**Task directions**
Output every line of the data below verbatim, without changing anything.

── Supplied data

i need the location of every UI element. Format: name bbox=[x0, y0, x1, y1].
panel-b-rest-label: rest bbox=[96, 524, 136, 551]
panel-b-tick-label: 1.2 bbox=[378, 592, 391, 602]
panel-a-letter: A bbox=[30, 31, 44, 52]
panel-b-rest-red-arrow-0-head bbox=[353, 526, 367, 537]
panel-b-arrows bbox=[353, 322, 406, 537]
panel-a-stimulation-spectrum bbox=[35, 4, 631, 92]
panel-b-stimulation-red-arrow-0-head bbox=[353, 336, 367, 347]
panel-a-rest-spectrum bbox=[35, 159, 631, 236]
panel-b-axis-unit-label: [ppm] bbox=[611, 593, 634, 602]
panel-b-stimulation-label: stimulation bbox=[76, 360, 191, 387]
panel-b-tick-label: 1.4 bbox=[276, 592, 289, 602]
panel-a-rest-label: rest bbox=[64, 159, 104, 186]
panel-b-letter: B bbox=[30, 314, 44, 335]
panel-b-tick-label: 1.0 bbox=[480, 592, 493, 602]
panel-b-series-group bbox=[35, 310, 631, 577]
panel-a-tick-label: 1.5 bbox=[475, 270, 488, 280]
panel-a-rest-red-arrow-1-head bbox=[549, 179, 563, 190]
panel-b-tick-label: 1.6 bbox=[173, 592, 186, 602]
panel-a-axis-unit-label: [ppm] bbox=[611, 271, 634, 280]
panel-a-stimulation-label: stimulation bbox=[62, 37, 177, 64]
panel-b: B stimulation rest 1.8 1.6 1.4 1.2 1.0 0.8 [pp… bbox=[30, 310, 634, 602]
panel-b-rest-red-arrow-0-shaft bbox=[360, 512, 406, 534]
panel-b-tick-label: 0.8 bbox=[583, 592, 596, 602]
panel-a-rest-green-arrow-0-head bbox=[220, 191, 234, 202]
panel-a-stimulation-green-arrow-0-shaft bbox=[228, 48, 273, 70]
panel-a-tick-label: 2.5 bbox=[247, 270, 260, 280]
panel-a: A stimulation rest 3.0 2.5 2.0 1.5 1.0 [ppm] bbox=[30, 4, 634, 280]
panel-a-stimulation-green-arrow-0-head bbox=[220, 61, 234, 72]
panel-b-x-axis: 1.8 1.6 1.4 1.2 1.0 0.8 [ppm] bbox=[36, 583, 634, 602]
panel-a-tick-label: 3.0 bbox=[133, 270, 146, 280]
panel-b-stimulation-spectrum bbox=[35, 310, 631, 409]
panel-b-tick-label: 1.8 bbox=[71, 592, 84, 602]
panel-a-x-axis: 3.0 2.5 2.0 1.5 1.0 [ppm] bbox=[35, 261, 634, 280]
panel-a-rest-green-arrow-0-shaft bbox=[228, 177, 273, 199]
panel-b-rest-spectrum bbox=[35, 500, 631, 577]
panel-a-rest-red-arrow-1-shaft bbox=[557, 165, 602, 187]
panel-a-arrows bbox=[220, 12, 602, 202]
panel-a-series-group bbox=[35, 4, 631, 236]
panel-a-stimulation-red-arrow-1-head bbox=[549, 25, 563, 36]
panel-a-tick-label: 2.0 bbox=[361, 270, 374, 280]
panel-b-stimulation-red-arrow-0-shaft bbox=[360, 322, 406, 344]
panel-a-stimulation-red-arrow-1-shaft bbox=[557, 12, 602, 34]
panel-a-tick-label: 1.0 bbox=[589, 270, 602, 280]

────

**Solution**
i need the location of every UI element. Format: name bbox=[x0, y0, x1, y1].
panel-b-rest-label: rest bbox=[96, 524, 136, 551]
panel-b-tick-label: 1.2 bbox=[378, 592, 391, 602]
panel-a-letter: A bbox=[30, 31, 44, 52]
panel-b-rest-red-arrow-0-head bbox=[353, 526, 367, 537]
panel-b-arrows bbox=[353, 322, 406, 537]
panel-a-stimulation-spectrum bbox=[35, 4, 631, 92]
panel-b-stimulation-red-arrow-0-head bbox=[353, 336, 367, 347]
panel-a-rest-spectrum bbox=[35, 159, 631, 236]
panel-b-axis-unit-label: [ppm] bbox=[611, 593, 634, 602]
panel-b-stimulation-label: stimulation bbox=[76, 360, 191, 387]
panel-b-tick-label: 1.4 bbox=[276, 592, 289, 602]
panel-a-rest-label: rest bbox=[64, 159, 104, 186]
panel-b-letter: B bbox=[30, 314, 44, 335]
panel-b-tick-label: 1.0 bbox=[480, 592, 493, 602]
panel-b-series-group bbox=[35, 310, 631, 577]
panel-a-tick-label: 1.5 bbox=[475, 270, 488, 280]
panel-a-rest-red-arrow-1-head bbox=[549, 179, 563, 190]
panel-b-tick-label: 1.6 bbox=[173, 592, 186, 602]
panel-a-axis-unit-label: [ppm] bbox=[611, 271, 634, 280]
panel-a-stimulation-label: stimulation bbox=[62, 37, 177, 64]
panel-b: B stimulation rest 1.8 1.6 1.4 1.2 1.0 0.8 [pp… bbox=[30, 310, 634, 602]
panel-b-rest-red-arrow-0-shaft bbox=[360, 512, 406, 534]
panel-b-tick-label: 0.8 bbox=[583, 592, 596, 602]
panel-a-rest-green-arrow-0-head bbox=[220, 191, 234, 202]
panel-a-stimulation-green-arrow-0-shaft bbox=[228, 48, 273, 70]
panel-a-tick-label: 2.5 bbox=[247, 270, 260, 280]
panel-a: A stimulation rest 3.0 2.5 2.0 1.5 1.0 [ppm] bbox=[30, 4, 634, 280]
panel-a-stimulation-green-arrow-0-head bbox=[220, 61, 234, 72]
panel-b-x-axis: 1.8 1.6 1.4 1.2 1.0 0.8 [ppm] bbox=[36, 583, 634, 602]
panel-a-tick-label: 3.0 bbox=[133, 270, 146, 280]
panel-b-stimulation-spectrum bbox=[35, 310, 631, 409]
panel-b-tick-label: 1.8 bbox=[71, 592, 84, 602]
panel-a-x-axis: 3.0 2.5 2.0 1.5 1.0 [ppm] bbox=[35, 261, 634, 280]
panel-a-rest-green-arrow-0-shaft bbox=[228, 177, 273, 199]
panel-b-rest-spectrum bbox=[35, 500, 631, 577]
panel-a-rest-red-arrow-1-shaft bbox=[557, 165, 602, 187]
panel-a-arrows bbox=[220, 12, 602, 202]
panel-a-series-group bbox=[35, 4, 631, 236]
panel-a-stimulation-red-arrow-1-head bbox=[549, 25, 563, 36]
panel-a-tick-label: 2.0 bbox=[361, 270, 374, 280]
panel-b-stimulation-red-arrow-0-shaft bbox=[360, 322, 406, 344]
panel-a-stimulation-red-arrow-1-shaft bbox=[557, 12, 602, 34]
panel-a-tick-label: 1.0 bbox=[589, 270, 602, 280]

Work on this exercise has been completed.